Directions
Give the total number of lines with the word "grid" in them, and no other words.

Collected data entries:
++++++++++
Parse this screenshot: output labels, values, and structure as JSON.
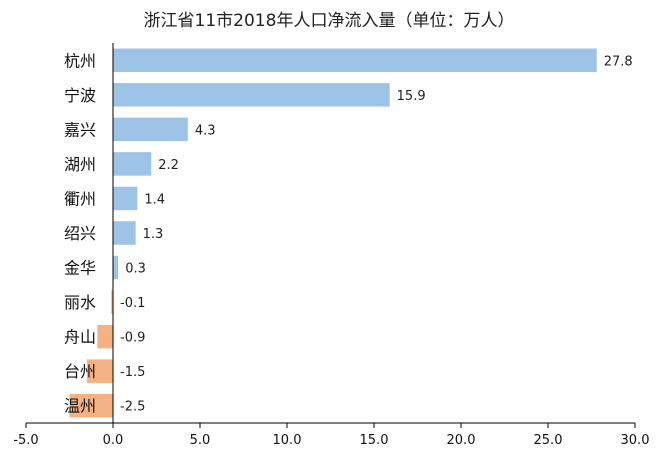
{
  "chart_data": {
    "type": "bar",
    "orientation": "horizontal",
    "title": "浙江省11市2018年人口净流入量（单位：万人）",
    "categories": [
      "杭州",
      "宁波",
      "嘉兴",
      "湖州",
      "衢州",
      "绍兴",
      "金华",
      "丽水",
      "舟山",
      "台州",
      "温州"
    ],
    "values": [
      27.8,
      15.9,
      4.3,
      2.2,
      1.4,
      1.3,
      0.3,
      -0.1,
      -0.9,
      -1.5,
      -2.5
    ],
    "value_labels": [
      "27.8",
      "15.9",
      "4.3",
      "2.2",
      "1.4",
      "1.3",
      "0.3",
      "-0.1",
      "-0.9",
      "-1.5",
      "-2.5"
    ],
    "xlim": [
      -5.0,
      30.0
    ],
    "xticks": [
      -5.0,
      0.0,
      5.0,
      10.0,
      15.0,
      20.0,
      25.0,
      30.0
    ],
    "xtick_labels": [
      "-5.0",
      "0.0",
      "5.0",
      "10.0",
      "15.0",
      "20.0",
      "25.0",
      "30.0"
    ],
    "xlabel": "",
    "ylabel": "",
    "grid": false,
    "legend": "none",
    "colors": {
      "positive": "#9dc3e6",
      "negative": "#f4b183",
      "axis": "#000000"
    }
  }
}
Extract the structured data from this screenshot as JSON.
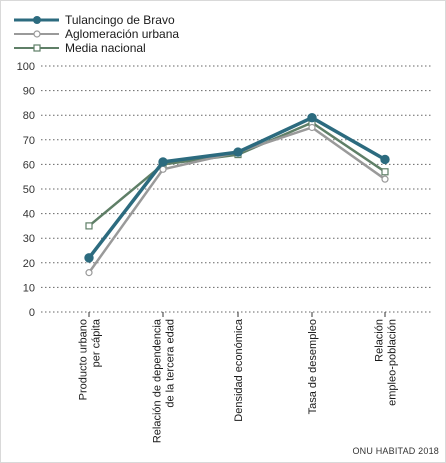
{
  "source_label": "ONU HABITAD 2018",
  "colors": {
    "grid": "#666666",
    "axis": "#333333"
  },
  "chart_data": {
    "type": "line",
    "title": "",
    "xlabel": "",
    "ylabel": "",
    "ylim": [
      0,
      100
    ],
    "yticks": [
      0,
      10,
      20,
      30,
      40,
      50,
      60,
      70,
      80,
      90,
      100
    ],
    "grid": true,
    "legend_position": "top-left",
    "categories": [
      [
        "Producto urbano",
        "per cápita"
      ],
      [
        "Relación de dependencia",
        "de la tercera edad"
      ],
      [
        "Densidad económica"
      ],
      [
        "Tasa de desempleo"
      ],
      [
        "Relación",
        "empleo-población"
      ]
    ],
    "series": [
      {
        "name": "Media nacional",
        "color": "#5f7f67",
        "marker": "square",
        "values": [
          35,
          60,
          64,
          77,
          57
        ]
      },
      {
        "name": "Aglomeración urbana",
        "color": "#9a9a9a",
        "marker": "circle",
        "values": [
          16,
          58,
          65,
          75,
          54
        ]
      },
      {
        "name": "Tulancingo de Bravo",
        "color": "#2c6b7f",
        "marker": "circle",
        "values": [
          22,
          61,
          65,
          79,
          62
        ]
      }
    ],
    "legend_order": [
      "Tulancingo de Bravo",
      "Aglomeración urbana",
      "Media nacional"
    ]
  }
}
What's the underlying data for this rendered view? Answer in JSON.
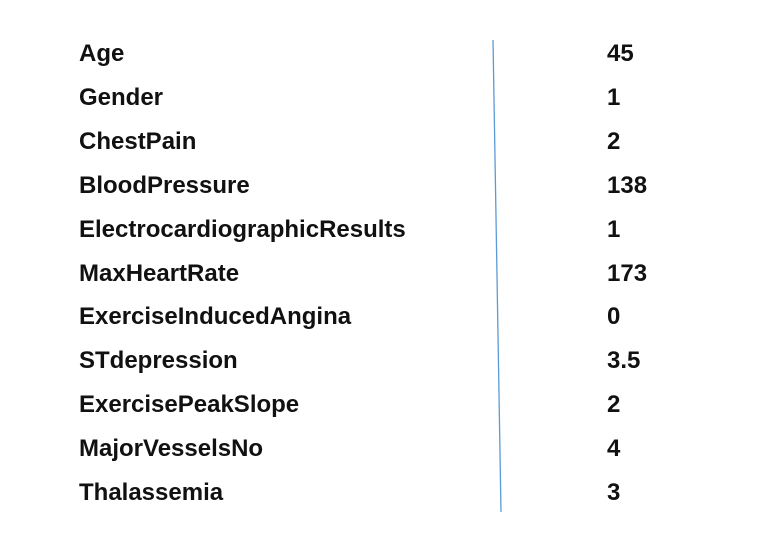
{
  "divider_color": "#5b9bd5",
  "rows": [
    {
      "label": "Age",
      "value": "45"
    },
    {
      "label": "Gender",
      "value": "1"
    },
    {
      "label": "ChestPain",
      "value": "2"
    },
    {
      "label": "BloodPressure",
      "value": "138"
    },
    {
      "label": "ElectrocardiographicResults",
      "value": "1"
    },
    {
      "label": "MaxHeartRate",
      "value": "173"
    },
    {
      "label": "ExerciseInducedAngina",
      "value": "0"
    },
    {
      "label": "STdepression",
      "value": "3.5"
    },
    {
      "label": "ExercisePeakSlope",
      "value": "2"
    },
    {
      "label": "MajorVesselsNo",
      "value": "4"
    },
    {
      "label": "Thalassemia",
      "value": "3"
    }
  ]
}
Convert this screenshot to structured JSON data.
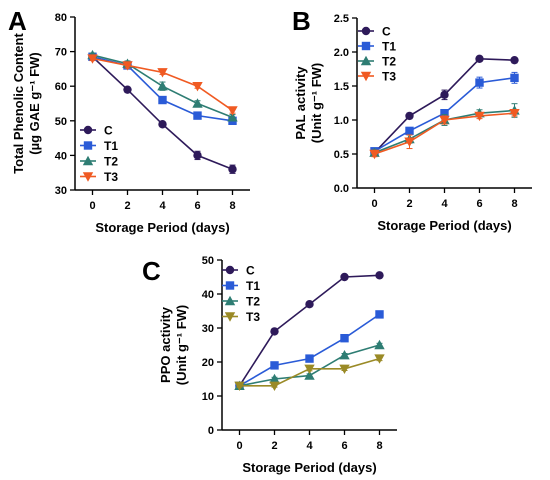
{
  "colors": {
    "C": "#2e1a5a",
    "T1": "#2a5bd7",
    "T2": "#2e7d73",
    "T3": "#f05a22",
    "T3_ppo": "#9a8a26"
  },
  "chart_data": [
    {
      "panel": "A",
      "type": "line",
      "xlabel": "Storage Period (days)",
      "ylabel_lines": [
        "Total Phenolic Content",
        "(µg GAE g⁻¹ FW)"
      ],
      "x": [
        0,
        2,
        4,
        6,
        8
      ],
      "xlim": [
        -1,
        9
      ],
      "ylim": [
        30,
        80
      ],
      "yticks": [
        30,
        40,
        50,
        60,
        70,
        80
      ],
      "legend_position": "bottom-left",
      "series": [
        {
          "name": "C",
          "marker": "circle",
          "color_key": "C",
          "values": [
            68.5,
            59,
            49,
            40,
            36
          ],
          "errors": [
            0.6,
            0.6,
            0.5,
            1.2,
            1.2
          ]
        },
        {
          "name": "T1",
          "marker": "square",
          "color_key": "T1",
          "values": [
            68.5,
            66,
            56,
            51.5,
            50
          ],
          "errors": [
            0.6,
            0.8,
            1.0,
            0.8,
            0.8
          ]
        },
        {
          "name": "T2",
          "marker": "triangle",
          "color_key": "T2",
          "values": [
            69,
            66.5,
            60,
            55,
            51
          ],
          "errors": [
            0.6,
            0.8,
            1.2,
            0.8,
            0.8
          ]
        },
        {
          "name": "T3",
          "marker": "triangle-down",
          "color_key": "T3",
          "values": [
            68,
            66,
            64,
            60,
            53
          ],
          "errors": [
            0.6,
            0.8,
            0.6,
            0.6,
            0.8
          ]
        }
      ]
    },
    {
      "panel": "B",
      "type": "line",
      "xlabel": "Storage Period (days)",
      "ylabel_lines": [
        "PAL activity",
        "(Unit g⁻¹ FW)"
      ],
      "x": [
        0,
        2,
        4,
        6,
        8
      ],
      "xlim": [
        -1,
        9
      ],
      "ylim": [
        0,
        2.5
      ],
      "yticks": [
        0.0,
        0.5,
        1.0,
        1.5,
        2.0,
        2.5
      ],
      "legend_position": "top-left",
      "series": [
        {
          "name": "C",
          "marker": "circle",
          "color_key": "C",
          "values": [
            0.52,
            1.06,
            1.37,
            1.9,
            1.88
          ],
          "errors": [
            0.03,
            0.04,
            0.07,
            0.02,
            0.02
          ]
        },
        {
          "name": "T1",
          "marker": "square",
          "color_key": "T1",
          "values": [
            0.54,
            0.84,
            1.1,
            1.55,
            1.62
          ],
          "errors": [
            0.04,
            0.04,
            0.05,
            0.08,
            0.08
          ]
        },
        {
          "name": "T2",
          "marker": "triangle",
          "color_key": "T2",
          "values": [
            0.52,
            0.72,
            1.0,
            1.1,
            1.14
          ],
          "errors": [
            0.04,
            0.06,
            0.08,
            0.05,
            0.1
          ]
        },
        {
          "name": "T3",
          "marker": "triangle-down",
          "color_key": "T3",
          "values": [
            0.5,
            0.68,
            1.0,
            1.06,
            1.1
          ],
          "errors": [
            0.04,
            0.1,
            0.06,
            0.04,
            0.04
          ]
        }
      ]
    },
    {
      "panel": "C",
      "type": "line",
      "xlabel": "Storage Period (days)",
      "ylabel_lines": [
        "PPO activity",
        "(Unit g⁻¹ FW)"
      ],
      "x": [
        0,
        2,
        4,
        6,
        8
      ],
      "xlim": [
        -1,
        9
      ],
      "ylim": [
        0,
        50
      ],
      "yticks": [
        0,
        10,
        20,
        30,
        40,
        50
      ],
      "legend_position": "top-left",
      "series": [
        {
          "name": "C",
          "marker": "circle",
          "color_key": "C",
          "values": [
            13,
            29,
            37,
            45,
            45.5
          ],
          "errors": [
            0.4,
            0.6,
            0.6,
            0.4,
            0.4
          ]
        },
        {
          "name": "T1",
          "marker": "square",
          "color_key": "T1",
          "values": [
            13,
            19,
            21,
            27,
            34
          ],
          "errors": [
            0.4,
            0.5,
            0.5,
            0.5,
            0.5
          ]
        },
        {
          "name": "T2",
          "marker": "triangle",
          "color_key": "T2",
          "values": [
            13,
            15,
            16,
            22,
            25
          ],
          "errors": [
            0.4,
            0.5,
            0.5,
            0.5,
            0.5
          ]
        },
        {
          "name": "T3",
          "marker": "triangle-down",
          "color_key": "T3_ppo",
          "values": [
            13,
            13,
            18,
            18,
            21
          ],
          "errors": [
            0.4,
            0.4,
            0.6,
            0.5,
            0.6
          ]
        }
      ]
    }
  ]
}
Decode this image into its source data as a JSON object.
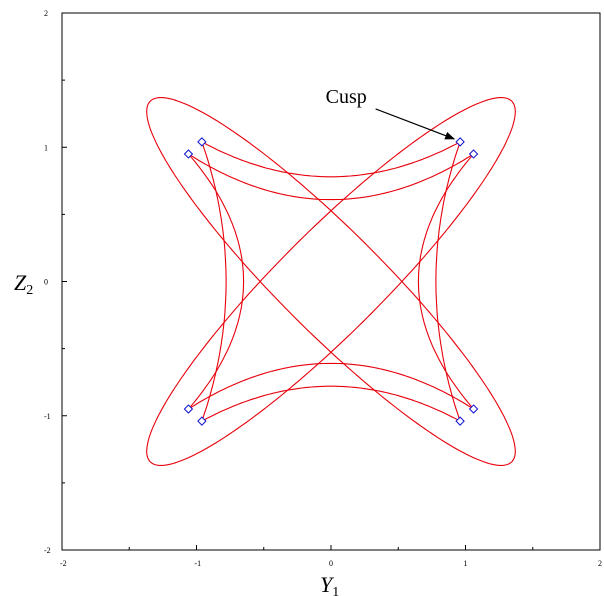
{
  "chart_data": {
    "type": "line",
    "title": "",
    "xlabel": {
      "base": "Y",
      "sub": "1"
    },
    "ylabel": {
      "base": "Z",
      "sub": "2"
    },
    "xlim": [
      -2,
      2
    ],
    "ylim": [
      -2,
      2
    ],
    "xticks": [
      {
        "value": -2,
        "label": "-2"
      },
      {
        "value": -1,
        "label": "-1"
      },
      {
        "value": 0,
        "label": "0"
      },
      {
        "value": 1,
        "label": "1"
      },
      {
        "value": 2,
        "label": "2"
      }
    ],
    "yticks": [
      {
        "value": -2,
        "label": "-2"
      },
      {
        "value": -1,
        "label": "-1"
      },
      {
        "value": 0,
        "label": "0"
      },
      {
        "value": 1,
        "label": "1"
      },
      {
        "value": 2,
        "label": "2"
      }
    ],
    "grid": false,
    "series": [
      {
        "kind": "ellipse",
        "center": [
          0,
          0
        ],
        "semi_major": 1.9,
        "semi_minor": 0.38,
        "angle_deg": 45,
        "color": "#e8000b"
      },
      {
        "kind": "ellipse",
        "center": [
          0,
          0
        ],
        "semi_major": 1.9,
        "semi_minor": 0.38,
        "angle_deg": -45,
        "color": "#e8000b"
      },
      {
        "kind": "cusp-curve",
        "side": "top",
        "points": [
          [
            -0.96,
            1.04
          ],
          [
            0,
            0.78
          ],
          [
            0.96,
            1.04
          ]
        ],
        "color": "#e8000b"
      },
      {
        "kind": "cusp-curve",
        "side": "top",
        "points": [
          [
            -1.06,
            0.95
          ],
          [
            0,
            0.61
          ],
          [
            1.06,
            0.95
          ]
        ],
        "color": "#e8000b"
      },
      {
        "kind": "cusp-curve",
        "side": "bottom",
        "points": [
          [
            -0.96,
            -1.04
          ],
          [
            0,
            -0.78
          ],
          [
            0.96,
            -1.04
          ]
        ],
        "color": "#e8000b"
      },
      {
        "kind": "cusp-curve",
        "side": "bottom",
        "points": [
          [
            -1.06,
            -0.95
          ],
          [
            0,
            -0.61
          ],
          [
            1.06,
            -0.95
          ]
        ],
        "color": "#e8000b"
      },
      {
        "kind": "cusp-curve",
        "side": "left",
        "points": [
          [
            -1.06,
            0.95
          ],
          [
            -0.65,
            0
          ],
          [
            -1.06,
            -0.95
          ]
        ],
        "color": "#e8000b"
      },
      {
        "kind": "cusp-curve",
        "side": "left",
        "points": [
          [
            -0.96,
            1.04
          ],
          [
            -0.78,
            0
          ],
          [
            -0.96,
            -1.04
          ]
        ],
        "color": "#e8000b"
      },
      {
        "kind": "cusp-curve",
        "side": "right",
        "points": [
          [
            1.06,
            0.95
          ],
          [
            0.65,
            0
          ],
          [
            1.06,
            -0.95
          ]
        ],
        "color": "#e8000b"
      },
      {
        "kind": "cusp-curve",
        "side": "right",
        "points": [
          [
            0.96,
            1.04
          ],
          [
            0.78,
            0
          ],
          [
            0.96,
            -1.04
          ]
        ],
        "color": "#e8000b"
      }
    ],
    "markers": {
      "shape": "diamond",
      "color": "#1010d0",
      "points": [
        [
          -0.96,
          1.04
        ],
        [
          -1.06,
          0.95
        ],
        [
          0.96,
          1.04
        ],
        [
          1.06,
          0.95
        ],
        [
          -1.06,
          -0.95
        ],
        [
          -0.96,
          -1.04
        ],
        [
          0.96,
          -1.04
        ],
        [
          1.06,
          -0.95
        ]
      ]
    },
    "annotations": [
      {
        "text": "Cusp",
        "text_at": [
          -0.04,
          1.33
        ],
        "arrow_to": [
          0.96,
          1.04
        ]
      }
    ]
  }
}
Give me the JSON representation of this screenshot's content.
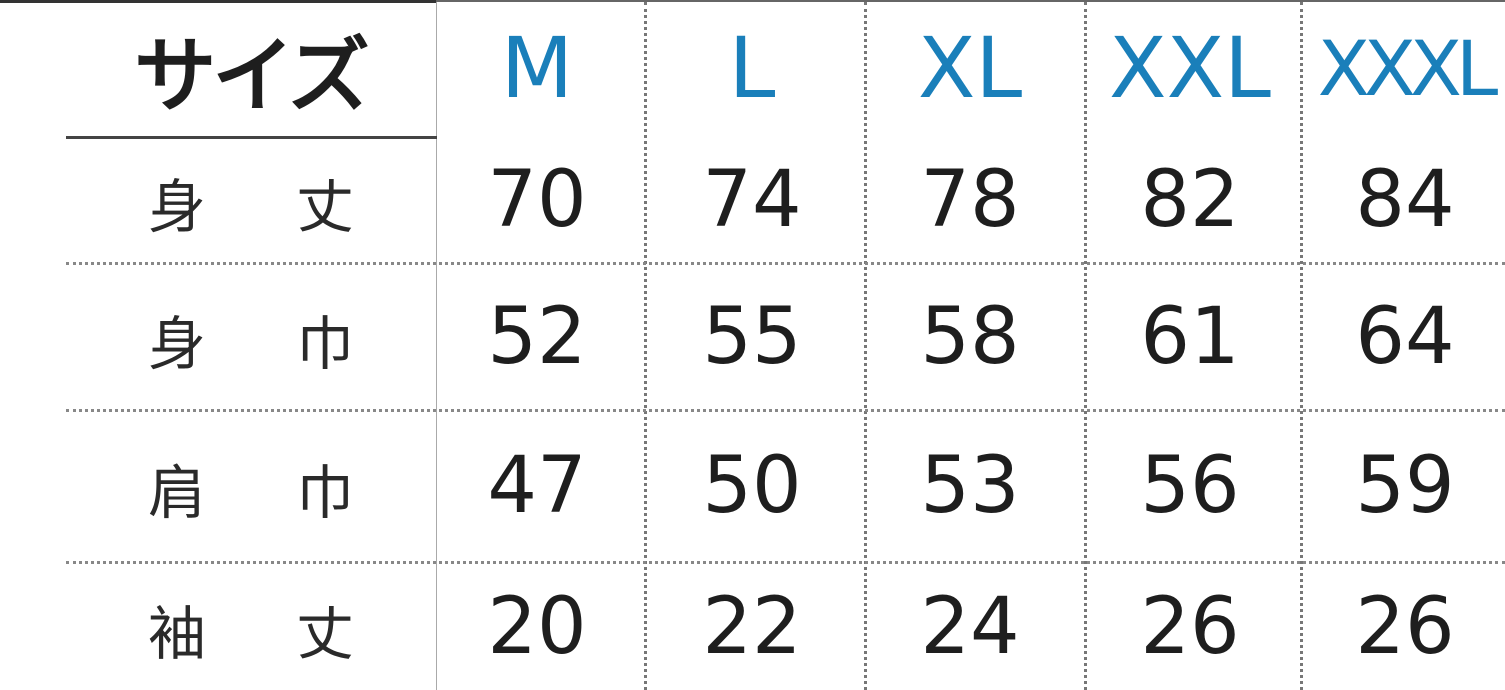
{
  "corner_label": "サイズ",
  "sizes": [
    "M",
    "L",
    "XL",
    "XXL",
    "XXXL"
  ],
  "rows": [
    {
      "label": [
        "身",
        "丈"
      ],
      "values": [
        "70",
        "74",
        "78",
        "82",
        "84"
      ]
    },
    {
      "label": [
        "身",
        "巾"
      ],
      "values": [
        "52",
        "55",
        "58",
        "61",
        "64"
      ]
    },
    {
      "label": [
        "肩",
        "巾"
      ],
      "values": [
        "47",
        "50",
        "53",
        "56",
        "59"
      ]
    },
    {
      "label": [
        "袖",
        "丈"
      ],
      "values": [
        "20",
        "22",
        "24",
        "26",
        "26"
      ]
    }
  ],
  "colors": {
    "header": "#1a7fba",
    "text": "#1e1e1e"
  }
}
++++++++++
Solution for this task
4